* [REQUIRED WORK]: Pick every line with "this" from the material below.

(Saved data entries)
******************************

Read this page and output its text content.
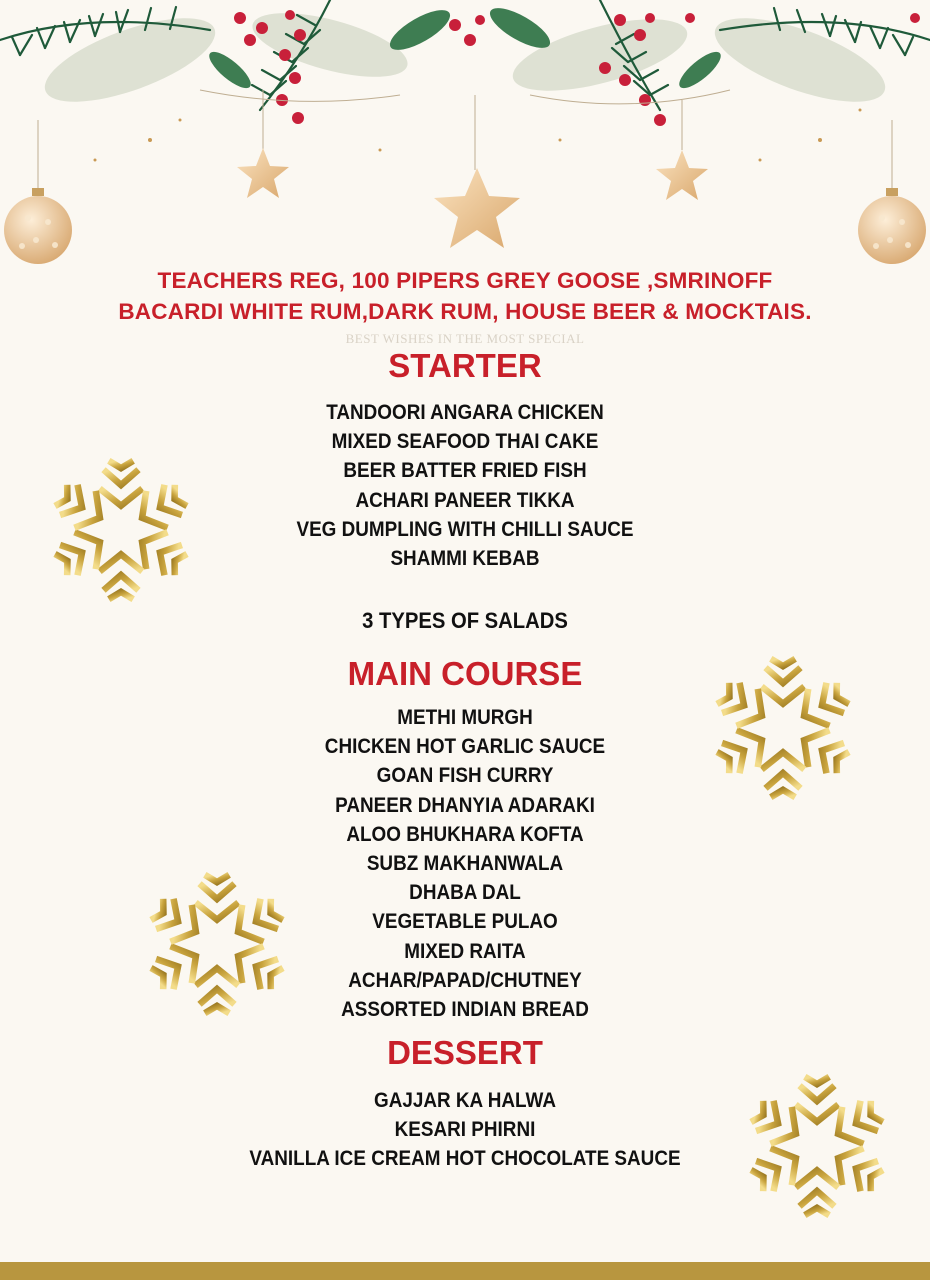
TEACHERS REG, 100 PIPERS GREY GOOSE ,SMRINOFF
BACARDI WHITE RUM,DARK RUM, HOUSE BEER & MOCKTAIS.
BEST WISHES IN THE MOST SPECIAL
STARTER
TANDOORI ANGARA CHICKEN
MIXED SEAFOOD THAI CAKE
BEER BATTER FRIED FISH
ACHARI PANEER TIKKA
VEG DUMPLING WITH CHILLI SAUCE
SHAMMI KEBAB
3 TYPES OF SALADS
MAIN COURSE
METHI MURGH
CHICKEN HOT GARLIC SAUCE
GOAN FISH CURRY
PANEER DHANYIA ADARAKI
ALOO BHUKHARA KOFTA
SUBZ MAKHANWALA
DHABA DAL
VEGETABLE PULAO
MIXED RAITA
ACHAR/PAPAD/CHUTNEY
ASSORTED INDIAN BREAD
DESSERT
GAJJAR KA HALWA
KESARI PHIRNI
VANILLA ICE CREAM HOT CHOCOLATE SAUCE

******************************

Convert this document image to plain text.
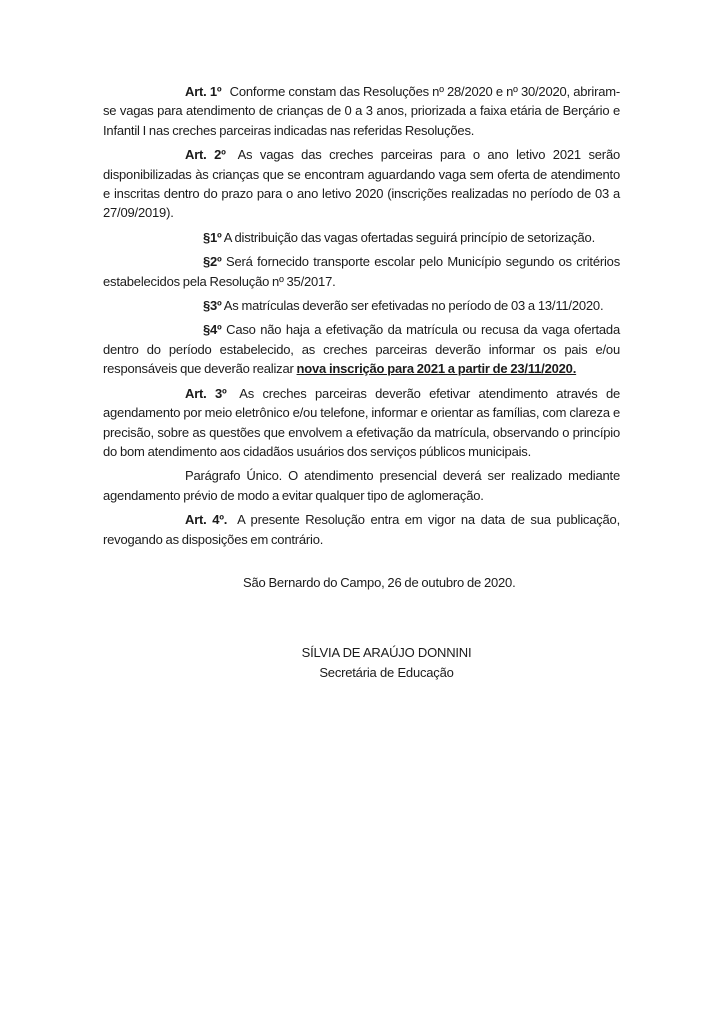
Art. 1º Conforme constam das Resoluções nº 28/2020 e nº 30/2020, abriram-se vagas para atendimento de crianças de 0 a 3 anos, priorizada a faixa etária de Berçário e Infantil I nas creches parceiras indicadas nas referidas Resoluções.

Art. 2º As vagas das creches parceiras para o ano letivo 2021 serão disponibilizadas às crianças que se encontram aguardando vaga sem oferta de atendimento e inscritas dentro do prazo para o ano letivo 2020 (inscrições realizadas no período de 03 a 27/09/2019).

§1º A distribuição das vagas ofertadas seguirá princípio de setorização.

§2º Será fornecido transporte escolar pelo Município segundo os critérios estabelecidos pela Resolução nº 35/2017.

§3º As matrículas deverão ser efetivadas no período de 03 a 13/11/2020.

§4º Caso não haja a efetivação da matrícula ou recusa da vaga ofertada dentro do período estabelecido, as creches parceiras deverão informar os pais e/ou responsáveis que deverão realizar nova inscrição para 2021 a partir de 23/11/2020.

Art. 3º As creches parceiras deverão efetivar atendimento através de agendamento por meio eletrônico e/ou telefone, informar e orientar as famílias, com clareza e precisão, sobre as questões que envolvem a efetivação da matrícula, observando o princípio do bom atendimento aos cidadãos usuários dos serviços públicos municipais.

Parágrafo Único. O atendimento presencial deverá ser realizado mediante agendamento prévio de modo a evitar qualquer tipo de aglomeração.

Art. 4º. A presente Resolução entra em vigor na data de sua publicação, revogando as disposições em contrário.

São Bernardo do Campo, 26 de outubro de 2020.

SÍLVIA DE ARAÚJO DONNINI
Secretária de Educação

******************************

* [CORRECT RESULT]:
Read this page and output its text content.
Convert this document image to plain text.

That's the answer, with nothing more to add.